→ **Requirement**: Without leaving anything out, print every line of the data.

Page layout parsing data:
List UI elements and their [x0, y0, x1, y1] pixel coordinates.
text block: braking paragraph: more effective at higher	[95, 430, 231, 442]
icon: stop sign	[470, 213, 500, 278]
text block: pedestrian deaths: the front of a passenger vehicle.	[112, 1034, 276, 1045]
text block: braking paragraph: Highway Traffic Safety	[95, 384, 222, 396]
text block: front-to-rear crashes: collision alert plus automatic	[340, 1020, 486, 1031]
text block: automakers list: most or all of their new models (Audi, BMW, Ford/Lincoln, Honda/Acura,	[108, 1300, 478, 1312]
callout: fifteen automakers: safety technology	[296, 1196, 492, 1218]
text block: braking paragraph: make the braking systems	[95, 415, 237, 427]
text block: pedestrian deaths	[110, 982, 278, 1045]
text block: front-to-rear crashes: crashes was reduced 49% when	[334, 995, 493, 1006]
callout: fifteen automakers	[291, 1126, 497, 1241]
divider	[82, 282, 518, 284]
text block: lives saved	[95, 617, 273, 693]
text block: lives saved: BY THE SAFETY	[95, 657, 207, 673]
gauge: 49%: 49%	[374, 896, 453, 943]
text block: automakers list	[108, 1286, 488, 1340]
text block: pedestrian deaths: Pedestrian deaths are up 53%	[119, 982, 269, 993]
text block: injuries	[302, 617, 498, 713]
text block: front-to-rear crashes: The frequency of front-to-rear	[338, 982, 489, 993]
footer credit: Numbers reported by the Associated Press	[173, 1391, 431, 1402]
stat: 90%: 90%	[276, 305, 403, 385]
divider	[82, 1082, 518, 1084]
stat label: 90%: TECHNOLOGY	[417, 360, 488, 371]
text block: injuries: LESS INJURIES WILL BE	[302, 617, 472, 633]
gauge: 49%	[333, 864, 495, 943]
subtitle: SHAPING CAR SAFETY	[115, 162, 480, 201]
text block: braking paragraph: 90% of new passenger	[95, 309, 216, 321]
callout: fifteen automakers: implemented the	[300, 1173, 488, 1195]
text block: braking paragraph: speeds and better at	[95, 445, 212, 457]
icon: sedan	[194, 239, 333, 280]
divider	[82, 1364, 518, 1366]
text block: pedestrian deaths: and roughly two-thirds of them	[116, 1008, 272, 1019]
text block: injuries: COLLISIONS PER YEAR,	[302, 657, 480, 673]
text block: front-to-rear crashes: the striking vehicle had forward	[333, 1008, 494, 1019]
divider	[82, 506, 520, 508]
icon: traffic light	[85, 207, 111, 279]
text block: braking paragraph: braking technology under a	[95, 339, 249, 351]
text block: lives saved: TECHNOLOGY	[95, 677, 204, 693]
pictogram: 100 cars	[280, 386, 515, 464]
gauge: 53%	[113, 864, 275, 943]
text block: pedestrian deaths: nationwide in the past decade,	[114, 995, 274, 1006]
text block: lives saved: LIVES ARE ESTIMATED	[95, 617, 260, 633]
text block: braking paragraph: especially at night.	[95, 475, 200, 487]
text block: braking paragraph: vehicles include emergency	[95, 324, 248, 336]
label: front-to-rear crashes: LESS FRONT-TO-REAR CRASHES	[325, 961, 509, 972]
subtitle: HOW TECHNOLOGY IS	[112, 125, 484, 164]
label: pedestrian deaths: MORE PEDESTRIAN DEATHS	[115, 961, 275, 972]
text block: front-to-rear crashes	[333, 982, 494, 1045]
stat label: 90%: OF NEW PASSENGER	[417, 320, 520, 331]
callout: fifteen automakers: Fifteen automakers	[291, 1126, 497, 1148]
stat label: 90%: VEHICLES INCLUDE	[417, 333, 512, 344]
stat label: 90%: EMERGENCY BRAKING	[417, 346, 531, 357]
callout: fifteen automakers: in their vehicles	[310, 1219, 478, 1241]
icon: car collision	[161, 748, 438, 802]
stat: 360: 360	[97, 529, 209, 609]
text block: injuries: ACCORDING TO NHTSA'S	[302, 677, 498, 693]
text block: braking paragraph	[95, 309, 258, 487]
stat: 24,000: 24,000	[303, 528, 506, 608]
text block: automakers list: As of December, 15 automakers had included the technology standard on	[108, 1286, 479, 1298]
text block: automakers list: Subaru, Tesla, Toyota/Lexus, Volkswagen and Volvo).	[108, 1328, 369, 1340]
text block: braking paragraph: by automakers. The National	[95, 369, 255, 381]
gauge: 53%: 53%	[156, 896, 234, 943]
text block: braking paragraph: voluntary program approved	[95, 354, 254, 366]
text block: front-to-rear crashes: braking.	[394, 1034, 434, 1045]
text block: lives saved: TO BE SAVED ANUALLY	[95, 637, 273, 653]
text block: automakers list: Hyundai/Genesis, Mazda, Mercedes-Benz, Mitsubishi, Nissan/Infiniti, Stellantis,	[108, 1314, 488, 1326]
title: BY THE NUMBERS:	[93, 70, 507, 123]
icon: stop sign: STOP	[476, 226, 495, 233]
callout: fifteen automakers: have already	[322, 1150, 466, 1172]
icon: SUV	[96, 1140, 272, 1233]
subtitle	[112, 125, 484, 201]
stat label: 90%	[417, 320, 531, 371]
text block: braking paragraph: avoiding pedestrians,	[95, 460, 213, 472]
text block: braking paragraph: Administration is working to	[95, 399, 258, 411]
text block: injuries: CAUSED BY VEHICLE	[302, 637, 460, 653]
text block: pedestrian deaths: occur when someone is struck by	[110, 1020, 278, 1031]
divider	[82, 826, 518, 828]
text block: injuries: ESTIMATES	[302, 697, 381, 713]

→ **Final answer**:
List UI elements and their [x0, y0, x1, y1] pixel coordinates.
text block: braking paragraph: more effective at higher	[95, 430, 231, 442]
icon: stop sign	[470, 213, 500, 278]
text block: pedestrian deaths: the front of a passenger vehicle.	[112, 1034, 276, 1045]
text block: braking paragraph: Highway Traffic Safety	[95, 384, 222, 396]
text block: front-to-rear crashes: collision alert plus automatic	[340, 1020, 486, 1031]
text block: automakers list: most or all of their new models (Audi, BMW, Ford/Lincoln, Honda/Acura,	[108, 1300, 478, 1312]
callout: fifteen automakers: safety technology	[296, 1196, 492, 1218]
text block: braking paragraph: make the braking systems	[95, 415, 237, 427]
text block: pedestrian deaths	[110, 982, 278, 1045]
text block: front-to-rear crashes: crashes was reduced 49% when	[334, 995, 493, 1006]
callout: fifteen automakers	[291, 1126, 497, 1241]
divider	[82, 282, 518, 284]
text block: lives saved	[95, 617, 273, 693]
text block: lives saved: BY THE SAFETY	[95, 657, 207, 673]
gauge: 49%: 49%	[374, 896, 453, 943]
text block: automakers list	[108, 1286, 488, 1340]
text block: pedestrian deaths: Pedestrian deaths are up 53%	[119, 982, 269, 993]
text block: injuries	[302, 617, 498, 713]
text block: front-to-rear crashes: The frequency of front-to-rear	[338, 982, 489, 993]
footer credit: Numbers reported by the Associated Press	[173, 1391, 431, 1402]
stat: 90%: 90%	[276, 305, 403, 385]
divider	[82, 1082, 518, 1084]
stat label: 90%: TECHNOLOGY	[417, 360, 488, 371]
text block: injuries: LESS INJURIES WILL BE	[302, 617, 472, 633]
gauge: 49%	[333, 864, 495, 943]
subtitle: SHAPING CAR SAFETY	[115, 162, 480, 201]
text block: braking paragraph: 90% of new passenger	[95, 309, 216, 321]
callout: fifteen automakers: implemented the	[300, 1173, 488, 1195]
text block: braking paragraph: speeds and better at	[95, 445, 212, 457]
icon: sedan	[194, 239, 333, 280]
divider	[82, 1364, 518, 1366]
text block: pedestrian deaths: and roughly two-thirds of them	[116, 1008, 272, 1019]
text block: injuries: COLLISIONS PER YEAR,	[302, 657, 480, 673]
text block: front-to-rear crashes: the striking vehicle had forward	[333, 1008, 494, 1019]
divider	[82, 506, 520, 508]
icon: traffic light	[85, 207, 111, 279]
text block: braking paragraph: braking technology under a	[95, 339, 249, 351]
text block: lives saved: TECHNOLOGY	[95, 677, 204, 693]
pictogram: 100 cars	[280, 386, 515, 464]
gauge: 53%	[113, 864, 275, 943]
text block: pedestrian deaths: nationwide in the past decade,	[114, 995, 274, 1006]
text block: lives saved: LIVES ARE ESTIMATED	[95, 617, 260, 633]
text block: braking paragraph: especially at night.	[95, 475, 200, 487]
text block: braking paragraph: vehicles include emergency	[95, 324, 248, 336]
label: front-to-rear crashes: LESS FRONT-TO-REAR CRASHES	[325, 961, 509, 972]
subtitle: HOW TECHNOLOGY IS	[112, 125, 484, 164]
label: pedestrian deaths: MORE PEDESTRIAN DEATHS	[115, 961, 275, 972]
text block: front-to-rear crashes	[333, 982, 494, 1045]
stat label: 90%: OF NEW PASSENGER	[417, 320, 520, 331]
callout: fifteen automakers: Fifteen automakers	[291, 1126, 497, 1148]
stat label: 90%: VEHICLES INCLUDE	[417, 333, 512, 344]
stat label: 90%: EMERGENCY BRAKING	[417, 346, 531, 357]
callout: fifteen automakers: in their vehicles	[310, 1219, 478, 1241]
icon: car collision	[161, 748, 438, 802]
stat: 360: 360	[97, 529, 209, 609]
text block: injuries: ACCORDING TO NHTSA'S	[302, 677, 498, 693]
text block: braking paragraph	[95, 309, 258, 487]
stat: 24,000: 24,000	[303, 528, 506, 608]
text block: automakers list: As of December, 15 automakers had included the technology standard on	[108, 1286, 479, 1298]
text block: automakers list: Subaru, Tesla, Toyota/Lexus, Volkswagen and Volvo).	[108, 1328, 369, 1340]
text block: braking paragraph: by automakers. The National	[95, 369, 255, 381]
gauge: 53%: 53%	[156, 896, 234, 943]
text block: braking paragraph: voluntary program approved	[95, 354, 254, 366]
text block: front-to-rear crashes: braking.	[394, 1034, 434, 1045]
text block: lives saved: TO BE SAVED ANUALLY	[95, 637, 273, 653]
text block: automakers list: Hyundai/Genesis, Mazda, Mercedes-Benz, Mitsubishi, Nissan/Infiniti, Stellantis,	[108, 1314, 488, 1326]
title: BY THE NUMBERS:	[93, 70, 507, 123]
icon: stop sign: STOP	[476, 226, 495, 233]
callout: fifteen automakers: have already	[322, 1150, 466, 1172]
icon: SUV	[96, 1140, 272, 1233]
subtitle	[112, 125, 484, 201]
stat label: 90%	[417, 320, 531, 371]
text block: braking paragraph: avoiding pedestrians,	[95, 460, 213, 472]
text block: braking paragraph: Administration is working to	[95, 399, 258, 411]
text block: injuries: CAUSED BY VEHICLE	[302, 637, 460, 653]
text block: pedestrian deaths: occur when someone is struck by	[110, 1020, 278, 1031]
divider	[82, 826, 518, 828]
text block: injuries: ESTIMATES	[302, 697, 381, 713]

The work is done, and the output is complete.